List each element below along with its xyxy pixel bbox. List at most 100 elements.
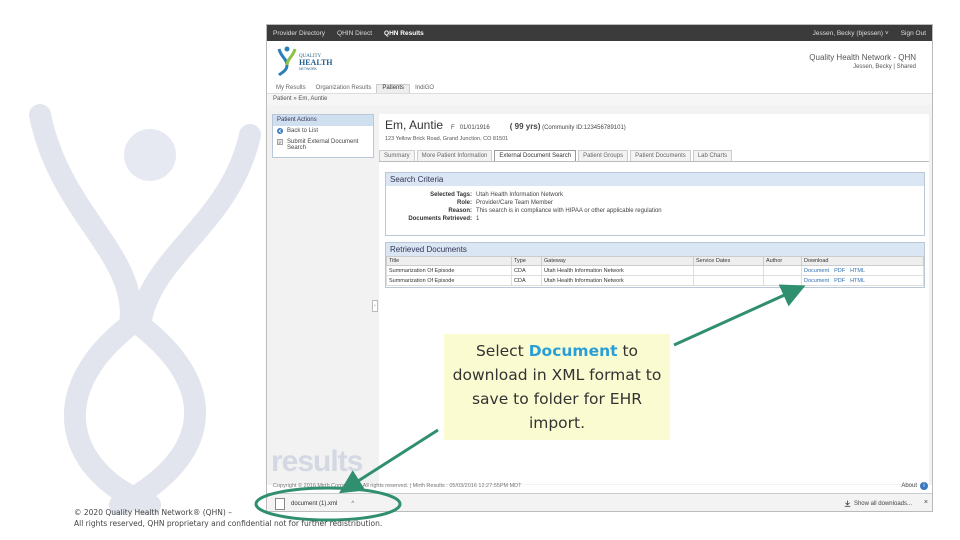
criteria-row: Selected Tags: Utah Health Information Ne… [386, 191, 924, 199]
criteria-label: Selected Tags: [430, 192, 472, 198]
tab-organization-results[interactable]: Organization Results [311, 85, 377, 93]
doc-type: CDA [511, 275, 542, 286]
tab-my-results[interactable]: My Results [271, 85, 311, 93]
svg-text:NETWORK: NETWORK [299, 67, 318, 71]
show-all-downloads-label: Show all downloads... [853, 500, 912, 507]
retrieved-documents-title: Retrieved Documents [386, 243, 924, 256]
copyright-line-1: © 2020 Quality Health Network® (QHN) – [74, 508, 232, 517]
col-author: Author [763, 256, 802, 266]
retrieved-documents-table: Title Type Gateway Service Dates Author … [386, 256, 924, 286]
search-criteria-panel: Search Criteria Selected Tags: Utah Healt… [385, 172, 925, 236]
col-type: Type [511, 256, 542, 266]
criteria-row: Documents Retrieved: 1 [386, 215, 924, 223]
instruction-callout: Select Document to download in XML forma… [444, 334, 670, 440]
nav-qhn-results[interactable]: QHN Results [378, 30, 430, 37]
search-criteria-title: Search Criteria [386, 173, 924, 186]
about-label: About [901, 483, 917, 489]
table-header-row: Title Type Gateway Service Dates Author … [386, 256, 924, 266]
tab-patient-documents[interactable]: Patient Documents [630, 150, 691, 161]
doc-author [763, 265, 802, 276]
tab-external-document-search[interactable]: External Document Search [494, 150, 577, 161]
callout-highlight: Document [528, 342, 618, 360]
sub-nav: My Results Organization Results Patients… [267, 79, 932, 93]
table-row: Summarization Of Episode CDA Utah Health… [386, 265, 924, 276]
collapse-sidebar-handle[interactable]: ‹ [372, 300, 378, 312]
callout-text-pre: Select [475, 342, 529, 360]
table-row: Summarization Of Episode CDA Utah Health… [386, 275, 924, 286]
nav-qhin-direct[interactable]: QHIN Direct [331, 30, 378, 37]
close-download-bar-button[interactable]: × [924, 499, 928, 506]
document-search-icon [277, 138, 283, 145]
qhn-figure-watermark [29, 104, 261, 515]
criteria-value: Utah Health Information Network [476, 192, 564, 198]
slide-copyright: © 2020 Quality Health Network® (QHN) – A… [74, 507, 382, 529]
patient-address: 123 Yellow Brick Road, Grand Junction, C… [385, 136, 509, 142]
criteria-row: Role: Provider/Care Team Member [386, 199, 924, 207]
app-footer: Copyright © 2016 Mirth Corporation. All … [267, 480, 932, 492]
tab-patients[interactable]: Patients [376, 84, 411, 93]
show-all-downloads-link[interactable]: Show all downloads... [844, 500, 912, 507]
download-document-link[interactable]: Document [804, 278, 829, 284]
retrieved-documents-panel: Retrieved Documents Title Type Gateway S… [385, 242, 925, 288]
user-menu[interactable]: Jessen, Becky (bjessen) ˅ [807, 30, 895, 37]
tab-summary[interactable]: Summary [379, 150, 415, 161]
download-html-link[interactable]: HTML [850, 268, 865, 274]
tab-more-patient-information[interactable]: More Patient Information [416, 150, 493, 161]
patient-tabs: Summary More Patient Information Externa… [379, 150, 929, 162]
criteria-value: Provider/Care Team Member [476, 200, 553, 206]
patient-actions-title: Patient Actions [273, 115, 373, 126]
patient-actions-panel: Patient Actions Back to List Submit Exte… [272, 114, 374, 158]
patient-meta: F 01/01/1916 ( 99 yrs) (Community ID:123… [451, 122, 626, 131]
nav-provider-directory[interactable]: Provider Directory [267, 30, 331, 37]
sign-out-link[interactable]: Sign Out [895, 30, 932, 37]
back-arrow-icon [277, 128, 283, 134]
doc-service-dates [693, 265, 764, 276]
svg-text:HEALTH: HEALTH [299, 58, 333, 67]
criteria-label: Reason: [448, 208, 472, 214]
col-service-dates: Service Dates [693, 256, 764, 266]
patient-dob: 01/01/1916 [459, 125, 490, 131]
criteria-row: Reason: This search is in compliance with… [386, 207, 924, 215]
col-download: Download [801, 256, 924, 266]
doc-type: CDA [511, 265, 542, 276]
criteria-value: This search is in compliance with HIPAA … [476, 208, 662, 214]
back-to-list-label: Back to List [287, 128, 319, 134]
submit-external-search-action[interactable]: Submit External Document Search [273, 137, 373, 154]
copyright-line-2: All rights reserved, QHN proprietary and… [74, 519, 383, 528]
download-document-link[interactable]: Document [804, 268, 829, 274]
criteria-value: 1 [476, 216, 480, 222]
results-watermark: results [271, 445, 363, 478]
submit-external-search-label: Submit External Document Search [287, 138, 359, 152]
tab-indigo[interactable]: IndiGO [410, 85, 439, 93]
col-title: Title [386, 256, 512, 266]
app-header: QUALITY HEALTH NETWORK Quality Health Ne… [267, 41, 932, 79]
breadcrumb: Patient » Em, Auntie [267, 93, 932, 105]
patient-age: ( 99 yrs) [509, 122, 541, 131]
download-pdf-link[interactable]: PDF [834, 268, 845, 274]
brand-title: Quality Health Network - QHN [809, 53, 916, 62]
info-icon: i [920, 482, 928, 490]
brand-subtitle: Jessen, Becky | Shared [853, 64, 916, 70]
doc-author [763, 275, 802, 286]
doc-title: Summarization Of Episode [386, 265, 512, 276]
patient-community-id: (Community ID:123456789101) [542, 125, 626, 131]
download-icon [844, 500, 851, 507]
doc-gateway: Utah Health Information Network [541, 275, 694, 286]
tab-patient-groups[interactable]: Patient Groups [578, 150, 629, 161]
patient-sex: F [451, 125, 455, 131]
criteria-label: Role: [457, 200, 472, 206]
download-html-link[interactable]: HTML [850, 278, 865, 284]
doc-service-dates [693, 275, 764, 286]
qhn-logo: QUALITY HEALTH NETWORK [277, 46, 333, 77]
patient-name: Em, Auntie [385, 118, 444, 132]
back-to-list-action[interactable]: Back to List [273, 126, 373, 137]
top-nav: Provider Directory QHIN Direct QHN Resul… [267, 25, 932, 41]
doc-download-links: Document PDF HTML [801, 265, 924, 276]
tab-lab-charts[interactable]: Lab Charts [692, 150, 733, 161]
doc-download-links: Document PDF HTML [801, 275, 924, 286]
doc-title: Summarization Of Episode [386, 275, 512, 286]
criteria-label: Documents Retrieved: [408, 216, 472, 222]
download-pdf-link[interactable]: PDF [834, 278, 845, 284]
footer-copyright: Copyright © 2016 Mirth Corporation. All … [273, 483, 522, 489]
about-link[interactable]: About i [901, 482, 928, 490]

-- -- --

#### [TASK PROMPT]
Line for line, retype the material exactly, omitting any pictures.

#### [ANSWER BOX]
List each element below along with its xyxy pixel bbox. List at most 100 elements.
criteria-row: Selected Tags: Utah Health Information Ne… [386, 191, 924, 199]
criteria-label: Selected Tags: [430, 192, 472, 198]
tab-organization-results[interactable]: Organization Results [311, 85, 377, 93]
doc-type: CDA [511, 275, 542, 286]
tab-my-results[interactable]: My Results [271, 85, 311, 93]
svg-text:NETWORK: NETWORK [299, 67, 318, 71]
show-all-downloads-label: Show all downloads... [853, 500, 912, 507]
retrieved-documents-title: Retrieved Documents [386, 243, 924, 256]
copyright-line-1: © 2020 Quality Health Network® (QHN) – [74, 508, 232, 517]
col-author: Author [763, 256, 802, 266]
retrieved-documents-table: Title Type Gateway Service Dates Author … [386, 256, 924, 286]
search-criteria-panel: Search Criteria Selected Tags: Utah Healt… [385, 172, 925, 236]
col-type: Type [511, 256, 542, 266]
criteria-row: Documents Retrieved: 1 [386, 215, 924, 223]
instruction-callout: Select Document to download in XML forma… [444, 334, 670, 440]
nav-qhn-results[interactable]: QHN Results [378, 30, 430, 37]
search-criteria-title: Search Criteria [386, 173, 924, 186]
about-label: About [901, 483, 917, 489]
table-header-row: Title Type Gateway Service Dates Author … [386, 256, 924, 266]
tab-patient-documents[interactable]: Patient Documents [630, 150, 691, 161]
doc-author [763, 265, 802, 276]
tab-external-document-search[interactable]: External Document Search [494, 150, 577, 161]
callout-highlight: Document [528, 342, 618, 360]
sub-nav: My Results Organization Results Patients… [267, 79, 932, 93]
table-row: Summarization Of Episode CDA Utah Health… [386, 265, 924, 276]
collapse-sidebar-handle[interactable]: ‹ [372, 300, 378, 312]
callout-text-pre: Select [475, 342, 529, 360]
table-row: Summarization Of Episode CDA Utah Health… [386, 275, 924, 286]
nav-qhin-direct[interactable]: QHIN Direct [331, 30, 378, 37]
close-download-bar-button[interactable]: × [924, 499, 928, 506]
document-search-icon [277, 138, 283, 145]
qhn-figure-watermark [29, 104, 261, 515]
criteria-value: Utah Health Information Network [476, 192, 564, 198]
slide-copyright: © 2020 Quality Health Network® (QHN) – A… [74, 507, 382, 529]
patient-address: 123 Yellow Brick Road, Grand Junction, C… [385, 136, 509, 142]
criteria-row: Role: Provider/Care Team Member [386, 199, 924, 207]
app-footer: Copyright © 2016 Mirth Corporation. All … [267, 480, 932, 492]
tab-patients[interactable]: Patients [376, 84, 411, 93]
show-all-downloads-link[interactable]: Show all downloads... [844, 500, 912, 507]
download-document-link[interactable]: Document [804, 278, 829, 284]
retrieved-documents-panel: Retrieved Documents Title Type Gateway S… [385, 242, 925, 288]
user-menu[interactable]: Jessen, Becky (bjessen) ˅ [807, 30, 895, 37]
tab-summary[interactable]: Summary [379, 150, 415, 161]
download-html-link[interactable]: HTML [850, 268, 865, 274]
tab-more-patient-information[interactable]: More Patient Information [416, 150, 493, 161]
patient-tabs: Summary More Patient Information Externa… [379, 150, 929, 162]
criteria-value: Provider/Care Team Member [476, 200, 553, 206]
patient-actions-title: Patient Actions [273, 115, 373, 126]
patient-actions-panel: Patient Actions Back to List Submit Exte… [272, 114, 374, 158]
patient-meta: F 01/01/1916 ( 99 yrs) (Community ID:123… [451, 122, 626, 131]
nav-provider-directory[interactable]: Provider Directory [267, 30, 331, 37]
sign-out-link[interactable]: Sign Out [895, 30, 932, 37]
back-arrow-icon [277, 128, 283, 134]
doc-service-dates [693, 265, 764, 276]
svg-text:HEALTH: HEALTH [299, 58, 333, 67]
criteria-label: Reason: [448, 208, 472, 214]
col-service-dates: Service Dates [693, 256, 764, 266]
patient-dob: 01/01/1916 [459, 125, 490, 131]
criteria-row: Reason: This search is in compliance with… [386, 207, 924, 215]
col-download: Download [801, 256, 924, 266]
doc-type: CDA [511, 265, 542, 276]
criteria-value: This search is in compliance with HIPAA … [476, 208, 662, 214]
back-to-list-label: Back to List [287, 128, 319, 134]
submit-external-search-action[interactable]: Submit External Document Search [273, 137, 373, 154]
copyright-line-2: All rights reserved, QHN proprietary and… [74, 519, 383, 528]
download-document-link[interactable]: Document [804, 268, 829, 274]
criteria-value: 1 [476, 216, 480, 222]
results-watermark: results [271, 445, 363, 478]
submit-external-search-label: Submit External Document Search [287, 138, 359, 152]
tab-indigo[interactable]: IndiGO [410, 85, 439, 93]
col-title: Title [386, 256, 512, 266]
app-header: QUALITY HEALTH NETWORK Quality Health Ne… [267, 41, 932, 79]
breadcrumb: Patient » Em, Auntie [267, 93, 932, 105]
patient-age: ( 99 yrs) [509, 122, 541, 131]
download-pdf-link[interactable]: PDF [834, 268, 845, 274]
brand-title: Quality Health Network - QHN [809, 53, 916, 62]
info-icon: i [920, 482, 928, 490]
brand-subtitle: Jessen, Becky | Shared [853, 64, 916, 70]
doc-author [763, 275, 802, 286]
doc-title: Summarization Of Episode [386, 265, 512, 276]
patient-community-id: (Community ID:123456789101) [542, 125, 626, 131]
download-icon [844, 500, 851, 507]
doc-gateway: Utah Health Information Network [541, 275, 694, 286]
tab-patient-groups[interactable]: Patient Groups [578, 150, 629, 161]
patient-sex: F [451, 125, 455, 131]
criteria-label: Role: [457, 200, 472, 206]
download-html-link[interactable]: HTML [850, 278, 865, 284]
doc-service-dates [693, 275, 764, 286]
qhn-logo: QUALITY HEALTH NETWORK [277, 46, 333, 77]
patient-name: Em, Auntie [385, 118, 444, 132]
back-to-list-action[interactable]: Back to List [273, 126, 373, 137]
top-nav: Provider Directory QHIN Direct QHN Resul… [267, 25, 932, 41]
doc-download-links: Document PDF HTML [801, 265, 924, 276]
tab-lab-charts[interactable]: Lab Charts [692, 150, 733, 161]
doc-download-links: Document PDF HTML [801, 275, 924, 286]
doc-title: Summarization Of Episode [386, 275, 512, 286]
criteria-label: Documents Retrieved: [408, 216, 472, 222]
download-pdf-link[interactable]: PDF [834, 278, 845, 284]
footer-copyright: Copyright © 2016 Mirth Corporation. All … [273, 483, 522, 489]
about-link[interactable]: About i [901, 482, 928, 490]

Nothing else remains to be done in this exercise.